● Directive: Transcribe each line exactly.

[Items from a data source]
----

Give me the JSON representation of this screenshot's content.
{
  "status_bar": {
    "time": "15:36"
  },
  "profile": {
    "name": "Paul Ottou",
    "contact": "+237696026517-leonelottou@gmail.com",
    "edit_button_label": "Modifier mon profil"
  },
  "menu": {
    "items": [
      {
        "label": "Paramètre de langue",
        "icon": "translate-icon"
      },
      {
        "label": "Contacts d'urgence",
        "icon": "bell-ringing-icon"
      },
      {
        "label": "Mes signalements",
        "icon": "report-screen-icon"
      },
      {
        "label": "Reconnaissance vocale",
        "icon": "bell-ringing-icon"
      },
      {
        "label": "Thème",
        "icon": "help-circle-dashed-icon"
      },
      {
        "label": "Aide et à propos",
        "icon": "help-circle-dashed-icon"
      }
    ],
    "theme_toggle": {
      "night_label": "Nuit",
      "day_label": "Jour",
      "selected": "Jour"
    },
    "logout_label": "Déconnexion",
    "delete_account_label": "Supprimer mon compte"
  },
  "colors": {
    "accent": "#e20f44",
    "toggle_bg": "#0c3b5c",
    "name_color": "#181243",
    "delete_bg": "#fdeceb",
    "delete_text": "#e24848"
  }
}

----

● Answer to this task:
Give me the JSON representation of this screenshot's content.
{
  "status_bar": {
    "time": "15:36"
  },
  "profile": {
    "name": "Paul Ottou",
    "contact": "+237696026517-leonelottou@gmail.com",
    "edit_button_label": "Modifier mon profil"
  },
  "menu": {
    "items": [
      {
        "label": "Paramètre de langue",
        "icon": "translate-icon"
      },
      {
        "label": "Contacts d'urgence",
        "icon": "bell-ringing-icon"
      },
      {
        "label": "Mes signalements",
        "icon": "report-screen-icon"
      },
      {
        "label": "Reconnaissance vocale",
        "icon": "bell-ringing-icon"
      },
      {
        "label": "Thème",
        "icon": "help-circle-dashed-icon"
      },
      {
        "label": "Aide et à propos",
        "icon": "help-circle-dashed-icon"
      }
    ],
    "theme_toggle": {
      "night_label": "Nuit",
      "day_label": "Jour",
      "selected": "Jour"
    },
    "logout_label": "Déconnexion",
    "delete_account_label": "Supprimer mon compte"
  },
  "colors": {
    "accent": "#e20f44",
    "toggle_bg": "#0c3b5c",
    "name_color": "#181243",
    "delete_bg": "#fdeceb",
    "delete_text": "#e24848"
  }
}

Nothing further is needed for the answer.